▶ Dataset rows:

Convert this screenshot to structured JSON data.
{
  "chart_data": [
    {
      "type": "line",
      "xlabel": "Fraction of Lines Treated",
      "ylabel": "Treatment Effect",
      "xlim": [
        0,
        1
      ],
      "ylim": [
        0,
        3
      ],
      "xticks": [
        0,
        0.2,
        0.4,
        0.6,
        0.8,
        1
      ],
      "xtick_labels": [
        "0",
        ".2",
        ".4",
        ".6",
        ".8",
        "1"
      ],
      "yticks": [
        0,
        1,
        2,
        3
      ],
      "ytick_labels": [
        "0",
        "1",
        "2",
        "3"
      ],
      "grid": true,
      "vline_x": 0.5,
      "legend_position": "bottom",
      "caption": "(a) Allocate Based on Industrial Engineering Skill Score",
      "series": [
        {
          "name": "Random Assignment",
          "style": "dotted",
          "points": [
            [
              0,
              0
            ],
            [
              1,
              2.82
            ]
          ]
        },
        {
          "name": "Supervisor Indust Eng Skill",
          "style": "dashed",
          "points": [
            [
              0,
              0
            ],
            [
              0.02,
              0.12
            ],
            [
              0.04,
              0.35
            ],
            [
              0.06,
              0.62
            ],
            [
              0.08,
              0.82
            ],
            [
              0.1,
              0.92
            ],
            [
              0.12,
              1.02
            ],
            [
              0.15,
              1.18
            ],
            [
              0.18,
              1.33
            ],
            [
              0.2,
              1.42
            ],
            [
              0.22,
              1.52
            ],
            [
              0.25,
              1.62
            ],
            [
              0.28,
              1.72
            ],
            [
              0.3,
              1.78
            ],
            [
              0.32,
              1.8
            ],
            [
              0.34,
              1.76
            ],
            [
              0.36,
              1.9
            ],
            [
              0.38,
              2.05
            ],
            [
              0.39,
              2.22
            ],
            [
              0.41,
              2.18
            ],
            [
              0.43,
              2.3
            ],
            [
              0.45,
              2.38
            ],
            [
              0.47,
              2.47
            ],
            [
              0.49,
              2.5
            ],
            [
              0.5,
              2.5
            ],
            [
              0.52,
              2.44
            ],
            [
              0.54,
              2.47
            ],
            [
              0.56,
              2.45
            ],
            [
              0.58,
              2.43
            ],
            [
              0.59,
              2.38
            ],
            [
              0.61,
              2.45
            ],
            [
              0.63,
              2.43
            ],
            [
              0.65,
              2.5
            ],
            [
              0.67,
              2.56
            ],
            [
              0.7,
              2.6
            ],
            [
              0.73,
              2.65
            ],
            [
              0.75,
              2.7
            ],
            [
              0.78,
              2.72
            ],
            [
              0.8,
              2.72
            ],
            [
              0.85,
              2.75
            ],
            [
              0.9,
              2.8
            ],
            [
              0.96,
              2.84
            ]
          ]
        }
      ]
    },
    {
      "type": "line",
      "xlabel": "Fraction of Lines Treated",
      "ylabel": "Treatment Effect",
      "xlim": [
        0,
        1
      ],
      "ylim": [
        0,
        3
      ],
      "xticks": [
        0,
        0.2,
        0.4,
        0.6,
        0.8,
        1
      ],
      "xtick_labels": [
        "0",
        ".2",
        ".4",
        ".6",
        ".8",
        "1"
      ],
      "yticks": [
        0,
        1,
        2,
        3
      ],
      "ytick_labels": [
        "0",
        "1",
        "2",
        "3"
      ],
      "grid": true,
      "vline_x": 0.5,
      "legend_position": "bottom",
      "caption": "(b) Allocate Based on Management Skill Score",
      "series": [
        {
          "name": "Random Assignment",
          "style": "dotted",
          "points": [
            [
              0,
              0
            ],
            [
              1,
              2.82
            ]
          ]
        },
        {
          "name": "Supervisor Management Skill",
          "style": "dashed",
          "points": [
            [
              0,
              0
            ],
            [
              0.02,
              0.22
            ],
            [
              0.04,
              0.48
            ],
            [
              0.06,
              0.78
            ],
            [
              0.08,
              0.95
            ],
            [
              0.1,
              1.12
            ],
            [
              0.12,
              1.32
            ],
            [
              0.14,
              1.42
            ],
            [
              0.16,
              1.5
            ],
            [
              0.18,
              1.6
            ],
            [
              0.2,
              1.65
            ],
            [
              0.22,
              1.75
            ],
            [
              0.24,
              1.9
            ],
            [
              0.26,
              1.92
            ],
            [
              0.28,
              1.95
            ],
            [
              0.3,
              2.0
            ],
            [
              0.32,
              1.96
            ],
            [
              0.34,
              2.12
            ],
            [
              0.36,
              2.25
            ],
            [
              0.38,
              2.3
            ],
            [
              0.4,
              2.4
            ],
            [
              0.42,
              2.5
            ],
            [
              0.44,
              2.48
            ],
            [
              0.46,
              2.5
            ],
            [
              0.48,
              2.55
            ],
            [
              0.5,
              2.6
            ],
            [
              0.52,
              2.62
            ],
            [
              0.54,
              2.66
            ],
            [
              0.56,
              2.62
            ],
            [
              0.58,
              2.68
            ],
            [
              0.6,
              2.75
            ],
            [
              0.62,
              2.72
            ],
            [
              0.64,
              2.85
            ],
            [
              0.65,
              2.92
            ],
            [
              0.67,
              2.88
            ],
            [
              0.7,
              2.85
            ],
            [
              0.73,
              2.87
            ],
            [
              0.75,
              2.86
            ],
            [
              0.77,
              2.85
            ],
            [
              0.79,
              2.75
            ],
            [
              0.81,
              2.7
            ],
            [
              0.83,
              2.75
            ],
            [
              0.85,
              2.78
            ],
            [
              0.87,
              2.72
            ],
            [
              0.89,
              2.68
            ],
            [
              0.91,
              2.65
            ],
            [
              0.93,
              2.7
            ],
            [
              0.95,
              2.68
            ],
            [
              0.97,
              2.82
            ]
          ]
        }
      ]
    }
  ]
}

▶ What you should do:
Filter the entries down to the lines containing "caption". Copy each of those lines.

▶ Output of the exercise:
      "caption": "(a) Allocate Based on Industrial Engineering Skill Score",
      "caption": "(b) Allocate Based on Management Skill Score",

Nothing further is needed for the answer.